● **Exercise aim**
The records below are made of lines; count those holding the word "outlier" and give the number only.

##### Listed entries

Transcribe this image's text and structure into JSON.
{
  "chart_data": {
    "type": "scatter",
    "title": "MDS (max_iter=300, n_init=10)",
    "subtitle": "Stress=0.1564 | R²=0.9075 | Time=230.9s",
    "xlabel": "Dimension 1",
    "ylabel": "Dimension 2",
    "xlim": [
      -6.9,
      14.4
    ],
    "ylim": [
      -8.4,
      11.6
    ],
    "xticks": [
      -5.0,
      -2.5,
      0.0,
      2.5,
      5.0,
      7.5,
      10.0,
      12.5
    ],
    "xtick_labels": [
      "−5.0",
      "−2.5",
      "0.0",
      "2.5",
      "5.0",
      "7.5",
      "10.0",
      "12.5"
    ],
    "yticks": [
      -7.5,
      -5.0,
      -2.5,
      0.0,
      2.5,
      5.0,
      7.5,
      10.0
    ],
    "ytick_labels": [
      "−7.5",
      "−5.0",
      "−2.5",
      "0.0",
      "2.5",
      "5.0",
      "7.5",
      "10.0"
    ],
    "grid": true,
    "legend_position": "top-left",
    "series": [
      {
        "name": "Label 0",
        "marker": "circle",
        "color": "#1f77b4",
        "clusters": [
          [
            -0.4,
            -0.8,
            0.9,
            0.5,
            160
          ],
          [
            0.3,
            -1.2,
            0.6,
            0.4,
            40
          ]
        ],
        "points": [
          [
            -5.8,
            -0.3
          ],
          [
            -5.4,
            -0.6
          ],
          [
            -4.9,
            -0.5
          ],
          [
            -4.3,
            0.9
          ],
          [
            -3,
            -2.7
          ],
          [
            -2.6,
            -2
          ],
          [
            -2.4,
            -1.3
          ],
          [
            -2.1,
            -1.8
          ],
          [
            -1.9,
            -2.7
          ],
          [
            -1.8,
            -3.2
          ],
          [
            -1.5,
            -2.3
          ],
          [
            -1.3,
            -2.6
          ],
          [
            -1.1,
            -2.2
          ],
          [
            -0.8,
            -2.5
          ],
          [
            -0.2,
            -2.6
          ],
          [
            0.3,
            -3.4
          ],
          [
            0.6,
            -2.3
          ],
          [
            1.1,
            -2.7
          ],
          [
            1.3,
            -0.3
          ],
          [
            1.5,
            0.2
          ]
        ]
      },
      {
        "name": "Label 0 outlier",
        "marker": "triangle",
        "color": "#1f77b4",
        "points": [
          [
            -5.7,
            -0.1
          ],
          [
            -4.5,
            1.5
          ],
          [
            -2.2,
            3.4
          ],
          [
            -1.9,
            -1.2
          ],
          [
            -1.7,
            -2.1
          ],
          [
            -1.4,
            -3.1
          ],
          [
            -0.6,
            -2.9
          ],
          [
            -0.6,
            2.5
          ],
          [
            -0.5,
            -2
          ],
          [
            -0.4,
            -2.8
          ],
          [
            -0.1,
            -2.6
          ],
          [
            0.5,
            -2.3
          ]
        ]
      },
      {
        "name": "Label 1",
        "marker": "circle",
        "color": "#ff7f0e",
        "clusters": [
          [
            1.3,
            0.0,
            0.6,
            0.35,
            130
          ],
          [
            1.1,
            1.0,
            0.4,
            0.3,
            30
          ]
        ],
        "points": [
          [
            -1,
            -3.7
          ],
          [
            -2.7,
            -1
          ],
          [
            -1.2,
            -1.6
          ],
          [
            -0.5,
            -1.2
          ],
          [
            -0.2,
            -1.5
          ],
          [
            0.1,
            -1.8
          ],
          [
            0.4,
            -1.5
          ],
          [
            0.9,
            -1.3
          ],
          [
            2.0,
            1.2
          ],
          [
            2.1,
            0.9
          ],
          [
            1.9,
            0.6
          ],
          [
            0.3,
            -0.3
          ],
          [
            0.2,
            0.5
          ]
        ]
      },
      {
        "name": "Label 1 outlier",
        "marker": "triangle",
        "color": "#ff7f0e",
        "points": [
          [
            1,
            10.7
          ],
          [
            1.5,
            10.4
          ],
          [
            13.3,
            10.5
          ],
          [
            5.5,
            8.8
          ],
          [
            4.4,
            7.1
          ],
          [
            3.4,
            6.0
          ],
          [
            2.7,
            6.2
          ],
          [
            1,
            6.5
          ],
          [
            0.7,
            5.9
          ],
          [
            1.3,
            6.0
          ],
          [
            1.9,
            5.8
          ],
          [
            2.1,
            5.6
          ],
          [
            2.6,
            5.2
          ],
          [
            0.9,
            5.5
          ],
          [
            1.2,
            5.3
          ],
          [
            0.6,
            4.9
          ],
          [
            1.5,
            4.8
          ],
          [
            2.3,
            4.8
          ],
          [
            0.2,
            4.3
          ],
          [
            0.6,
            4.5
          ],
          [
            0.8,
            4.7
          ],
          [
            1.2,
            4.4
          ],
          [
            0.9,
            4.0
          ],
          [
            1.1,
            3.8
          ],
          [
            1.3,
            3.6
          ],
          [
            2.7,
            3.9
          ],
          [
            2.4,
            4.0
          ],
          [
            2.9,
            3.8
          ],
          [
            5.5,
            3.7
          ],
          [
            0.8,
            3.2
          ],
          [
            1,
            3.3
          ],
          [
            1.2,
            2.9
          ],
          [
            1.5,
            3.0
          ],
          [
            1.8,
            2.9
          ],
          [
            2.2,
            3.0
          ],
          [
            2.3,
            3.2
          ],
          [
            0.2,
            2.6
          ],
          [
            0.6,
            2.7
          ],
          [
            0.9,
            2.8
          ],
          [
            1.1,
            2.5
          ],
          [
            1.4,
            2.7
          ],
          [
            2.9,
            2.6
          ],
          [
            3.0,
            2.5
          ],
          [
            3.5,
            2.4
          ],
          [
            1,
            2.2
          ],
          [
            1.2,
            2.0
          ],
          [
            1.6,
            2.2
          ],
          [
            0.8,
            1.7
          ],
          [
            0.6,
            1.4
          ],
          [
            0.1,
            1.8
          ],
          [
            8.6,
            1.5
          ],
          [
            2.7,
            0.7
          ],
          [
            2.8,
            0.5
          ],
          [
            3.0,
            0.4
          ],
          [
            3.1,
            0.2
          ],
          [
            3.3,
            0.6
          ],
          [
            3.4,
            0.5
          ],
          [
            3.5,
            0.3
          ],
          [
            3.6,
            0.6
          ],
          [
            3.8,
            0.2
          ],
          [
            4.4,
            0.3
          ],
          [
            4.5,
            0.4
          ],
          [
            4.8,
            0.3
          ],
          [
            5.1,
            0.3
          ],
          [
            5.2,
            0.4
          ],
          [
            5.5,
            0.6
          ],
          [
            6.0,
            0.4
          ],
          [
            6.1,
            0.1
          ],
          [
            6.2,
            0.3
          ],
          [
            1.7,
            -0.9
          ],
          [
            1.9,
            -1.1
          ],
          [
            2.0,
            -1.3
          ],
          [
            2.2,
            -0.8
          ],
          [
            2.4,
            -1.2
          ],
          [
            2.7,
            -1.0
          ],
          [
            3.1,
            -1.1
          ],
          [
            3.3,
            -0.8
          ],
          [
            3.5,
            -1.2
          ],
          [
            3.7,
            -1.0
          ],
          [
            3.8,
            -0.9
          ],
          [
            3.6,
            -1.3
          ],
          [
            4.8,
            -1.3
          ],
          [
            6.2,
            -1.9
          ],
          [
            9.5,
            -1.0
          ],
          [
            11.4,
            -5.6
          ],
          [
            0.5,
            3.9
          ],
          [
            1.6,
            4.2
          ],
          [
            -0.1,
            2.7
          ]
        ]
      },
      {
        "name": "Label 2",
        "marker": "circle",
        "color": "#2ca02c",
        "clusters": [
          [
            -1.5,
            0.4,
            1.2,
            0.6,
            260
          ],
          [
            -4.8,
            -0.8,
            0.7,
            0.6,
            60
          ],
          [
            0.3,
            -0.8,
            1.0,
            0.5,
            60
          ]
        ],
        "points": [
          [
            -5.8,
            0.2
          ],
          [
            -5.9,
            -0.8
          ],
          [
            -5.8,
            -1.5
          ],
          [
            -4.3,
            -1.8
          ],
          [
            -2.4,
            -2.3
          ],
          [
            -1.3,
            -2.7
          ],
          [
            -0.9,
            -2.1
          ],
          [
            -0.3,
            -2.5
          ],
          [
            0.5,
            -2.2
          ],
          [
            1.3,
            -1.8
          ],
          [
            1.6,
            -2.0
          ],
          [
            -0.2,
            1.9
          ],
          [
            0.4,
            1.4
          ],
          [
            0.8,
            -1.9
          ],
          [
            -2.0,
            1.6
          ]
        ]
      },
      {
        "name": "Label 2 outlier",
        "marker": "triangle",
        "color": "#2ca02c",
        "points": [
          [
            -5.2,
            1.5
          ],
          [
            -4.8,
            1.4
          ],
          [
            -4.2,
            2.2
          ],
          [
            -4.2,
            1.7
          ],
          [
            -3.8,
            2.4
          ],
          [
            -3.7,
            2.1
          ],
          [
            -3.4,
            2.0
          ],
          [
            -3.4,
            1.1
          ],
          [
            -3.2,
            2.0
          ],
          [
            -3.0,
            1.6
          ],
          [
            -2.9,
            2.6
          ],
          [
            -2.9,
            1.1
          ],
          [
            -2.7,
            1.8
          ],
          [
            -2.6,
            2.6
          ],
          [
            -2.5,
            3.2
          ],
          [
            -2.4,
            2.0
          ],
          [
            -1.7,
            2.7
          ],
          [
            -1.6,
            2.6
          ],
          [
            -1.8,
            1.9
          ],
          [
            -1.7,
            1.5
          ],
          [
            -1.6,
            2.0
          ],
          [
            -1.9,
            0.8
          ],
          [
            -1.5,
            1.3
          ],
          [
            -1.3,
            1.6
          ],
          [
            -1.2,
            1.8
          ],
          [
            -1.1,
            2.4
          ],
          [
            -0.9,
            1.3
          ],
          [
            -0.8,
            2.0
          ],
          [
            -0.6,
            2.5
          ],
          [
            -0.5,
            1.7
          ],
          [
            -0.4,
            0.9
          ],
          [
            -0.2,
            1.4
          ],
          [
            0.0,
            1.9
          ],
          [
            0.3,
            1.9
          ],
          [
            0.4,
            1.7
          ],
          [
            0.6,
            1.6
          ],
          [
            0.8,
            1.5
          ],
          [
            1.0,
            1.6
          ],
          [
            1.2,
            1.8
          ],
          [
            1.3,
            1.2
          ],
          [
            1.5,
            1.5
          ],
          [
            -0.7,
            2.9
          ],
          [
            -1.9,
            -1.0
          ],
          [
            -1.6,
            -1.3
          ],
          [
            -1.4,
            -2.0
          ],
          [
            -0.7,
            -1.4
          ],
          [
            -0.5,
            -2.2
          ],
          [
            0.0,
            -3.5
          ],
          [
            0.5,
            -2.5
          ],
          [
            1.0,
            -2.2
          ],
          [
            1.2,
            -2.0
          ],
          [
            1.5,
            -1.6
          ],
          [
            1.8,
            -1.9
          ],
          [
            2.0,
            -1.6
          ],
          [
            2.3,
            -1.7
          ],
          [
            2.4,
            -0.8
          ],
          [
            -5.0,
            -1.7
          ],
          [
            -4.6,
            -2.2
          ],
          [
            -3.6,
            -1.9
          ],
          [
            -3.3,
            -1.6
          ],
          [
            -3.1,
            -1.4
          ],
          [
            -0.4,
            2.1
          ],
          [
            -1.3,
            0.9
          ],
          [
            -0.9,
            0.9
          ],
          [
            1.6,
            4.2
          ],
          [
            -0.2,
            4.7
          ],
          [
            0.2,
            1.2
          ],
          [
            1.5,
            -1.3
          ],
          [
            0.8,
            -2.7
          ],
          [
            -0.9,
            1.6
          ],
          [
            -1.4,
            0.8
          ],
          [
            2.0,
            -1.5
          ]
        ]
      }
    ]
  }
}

##########

● **Task solution**
3